Description of the task
Give the number of lines in this listing that contain "Contains", with no other words.

>> Begin

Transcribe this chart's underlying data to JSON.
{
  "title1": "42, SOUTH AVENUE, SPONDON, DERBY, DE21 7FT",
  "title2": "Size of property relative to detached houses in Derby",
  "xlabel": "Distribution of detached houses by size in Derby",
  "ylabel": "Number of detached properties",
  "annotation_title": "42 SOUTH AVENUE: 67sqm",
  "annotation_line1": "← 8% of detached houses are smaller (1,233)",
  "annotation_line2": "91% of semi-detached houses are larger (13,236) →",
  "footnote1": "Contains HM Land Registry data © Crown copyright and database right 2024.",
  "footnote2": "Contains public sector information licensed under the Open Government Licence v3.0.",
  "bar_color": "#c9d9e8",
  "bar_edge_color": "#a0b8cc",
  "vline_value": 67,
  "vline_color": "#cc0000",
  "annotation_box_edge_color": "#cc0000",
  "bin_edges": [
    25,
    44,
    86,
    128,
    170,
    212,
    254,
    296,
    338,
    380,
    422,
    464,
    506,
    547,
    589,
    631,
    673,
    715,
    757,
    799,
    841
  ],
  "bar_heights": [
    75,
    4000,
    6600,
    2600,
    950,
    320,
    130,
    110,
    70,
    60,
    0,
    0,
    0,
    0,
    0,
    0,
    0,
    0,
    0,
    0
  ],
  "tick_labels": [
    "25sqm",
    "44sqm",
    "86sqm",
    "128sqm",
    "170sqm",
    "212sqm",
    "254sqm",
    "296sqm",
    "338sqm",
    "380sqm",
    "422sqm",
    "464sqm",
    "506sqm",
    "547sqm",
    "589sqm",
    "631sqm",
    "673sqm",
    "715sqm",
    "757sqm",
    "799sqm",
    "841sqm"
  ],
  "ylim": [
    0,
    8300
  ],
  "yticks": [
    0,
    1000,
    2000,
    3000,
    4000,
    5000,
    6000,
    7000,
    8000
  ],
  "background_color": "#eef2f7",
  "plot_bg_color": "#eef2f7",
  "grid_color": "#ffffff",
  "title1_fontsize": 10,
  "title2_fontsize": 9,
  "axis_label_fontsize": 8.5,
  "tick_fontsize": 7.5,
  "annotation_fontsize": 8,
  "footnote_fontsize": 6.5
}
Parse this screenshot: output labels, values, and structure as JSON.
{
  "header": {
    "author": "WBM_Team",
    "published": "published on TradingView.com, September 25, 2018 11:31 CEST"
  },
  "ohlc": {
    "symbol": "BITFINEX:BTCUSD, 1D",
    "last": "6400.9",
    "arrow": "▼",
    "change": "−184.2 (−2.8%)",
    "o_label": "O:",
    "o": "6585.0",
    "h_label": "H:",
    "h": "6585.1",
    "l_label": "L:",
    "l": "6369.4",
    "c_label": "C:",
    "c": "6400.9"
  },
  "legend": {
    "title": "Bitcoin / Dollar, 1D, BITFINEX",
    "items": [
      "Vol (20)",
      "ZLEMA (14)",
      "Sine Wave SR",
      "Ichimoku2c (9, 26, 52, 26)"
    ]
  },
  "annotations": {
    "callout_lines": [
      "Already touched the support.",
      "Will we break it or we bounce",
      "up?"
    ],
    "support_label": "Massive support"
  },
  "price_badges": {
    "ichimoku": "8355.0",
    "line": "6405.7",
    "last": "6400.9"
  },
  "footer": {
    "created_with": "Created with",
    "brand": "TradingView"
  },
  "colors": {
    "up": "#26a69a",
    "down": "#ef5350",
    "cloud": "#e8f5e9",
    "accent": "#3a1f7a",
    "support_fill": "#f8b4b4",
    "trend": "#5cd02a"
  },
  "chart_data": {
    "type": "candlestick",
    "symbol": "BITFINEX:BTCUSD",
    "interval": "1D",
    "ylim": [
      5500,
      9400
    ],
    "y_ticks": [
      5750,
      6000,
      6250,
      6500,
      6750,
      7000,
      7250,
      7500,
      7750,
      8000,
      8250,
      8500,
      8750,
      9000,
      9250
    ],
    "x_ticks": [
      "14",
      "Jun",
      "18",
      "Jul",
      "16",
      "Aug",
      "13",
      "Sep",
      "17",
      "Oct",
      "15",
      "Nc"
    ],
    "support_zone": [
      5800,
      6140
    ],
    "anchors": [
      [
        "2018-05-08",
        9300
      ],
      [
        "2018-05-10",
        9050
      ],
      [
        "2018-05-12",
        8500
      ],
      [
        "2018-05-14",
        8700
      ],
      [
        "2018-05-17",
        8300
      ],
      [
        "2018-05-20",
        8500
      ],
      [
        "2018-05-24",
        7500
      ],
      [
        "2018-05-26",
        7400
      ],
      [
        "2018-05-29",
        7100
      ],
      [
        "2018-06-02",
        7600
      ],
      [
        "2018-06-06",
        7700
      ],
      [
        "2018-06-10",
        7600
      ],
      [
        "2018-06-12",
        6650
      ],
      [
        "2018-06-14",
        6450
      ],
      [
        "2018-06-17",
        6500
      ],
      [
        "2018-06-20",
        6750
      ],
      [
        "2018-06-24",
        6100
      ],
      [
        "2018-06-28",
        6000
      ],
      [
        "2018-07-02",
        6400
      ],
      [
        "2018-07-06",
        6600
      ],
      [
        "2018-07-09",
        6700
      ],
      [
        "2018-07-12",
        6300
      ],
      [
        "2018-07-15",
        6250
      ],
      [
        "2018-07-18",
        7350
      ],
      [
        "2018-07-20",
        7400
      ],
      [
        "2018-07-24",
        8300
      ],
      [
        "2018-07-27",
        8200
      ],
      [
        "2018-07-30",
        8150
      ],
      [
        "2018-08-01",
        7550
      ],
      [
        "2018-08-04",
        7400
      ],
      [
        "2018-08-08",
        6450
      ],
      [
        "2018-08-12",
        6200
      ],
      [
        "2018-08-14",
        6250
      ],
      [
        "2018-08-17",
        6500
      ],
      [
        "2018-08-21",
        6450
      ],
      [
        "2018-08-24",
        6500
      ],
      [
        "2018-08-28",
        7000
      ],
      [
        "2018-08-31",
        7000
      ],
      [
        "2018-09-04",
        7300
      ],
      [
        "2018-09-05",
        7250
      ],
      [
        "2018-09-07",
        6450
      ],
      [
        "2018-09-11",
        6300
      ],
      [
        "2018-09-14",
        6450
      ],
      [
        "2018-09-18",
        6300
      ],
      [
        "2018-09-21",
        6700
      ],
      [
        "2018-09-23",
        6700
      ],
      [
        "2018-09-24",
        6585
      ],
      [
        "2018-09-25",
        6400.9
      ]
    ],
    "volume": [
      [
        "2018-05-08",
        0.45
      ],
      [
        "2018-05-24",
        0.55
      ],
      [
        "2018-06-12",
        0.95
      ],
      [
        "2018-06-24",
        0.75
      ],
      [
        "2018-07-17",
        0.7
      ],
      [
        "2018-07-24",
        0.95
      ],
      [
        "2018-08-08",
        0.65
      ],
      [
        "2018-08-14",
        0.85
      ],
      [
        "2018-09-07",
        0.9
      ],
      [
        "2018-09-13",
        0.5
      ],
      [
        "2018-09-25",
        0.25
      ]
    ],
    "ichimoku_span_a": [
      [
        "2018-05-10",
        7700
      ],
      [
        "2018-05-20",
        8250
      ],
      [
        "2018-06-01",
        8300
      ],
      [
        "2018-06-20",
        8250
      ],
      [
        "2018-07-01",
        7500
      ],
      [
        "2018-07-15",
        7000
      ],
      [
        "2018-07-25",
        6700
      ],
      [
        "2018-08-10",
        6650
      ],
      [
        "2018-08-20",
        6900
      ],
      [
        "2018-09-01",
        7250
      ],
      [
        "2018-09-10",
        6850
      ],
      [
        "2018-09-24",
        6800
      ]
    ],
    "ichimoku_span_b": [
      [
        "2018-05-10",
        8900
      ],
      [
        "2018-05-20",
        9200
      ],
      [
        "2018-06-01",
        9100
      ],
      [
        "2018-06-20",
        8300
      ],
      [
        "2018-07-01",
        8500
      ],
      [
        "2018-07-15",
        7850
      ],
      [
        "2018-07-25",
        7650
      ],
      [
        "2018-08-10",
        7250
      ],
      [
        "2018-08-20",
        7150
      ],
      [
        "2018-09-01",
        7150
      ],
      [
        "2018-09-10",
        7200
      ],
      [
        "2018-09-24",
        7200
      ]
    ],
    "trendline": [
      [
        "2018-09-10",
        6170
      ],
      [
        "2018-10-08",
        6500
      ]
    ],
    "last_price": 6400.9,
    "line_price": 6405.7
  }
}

>> End

Reply to the exercise
2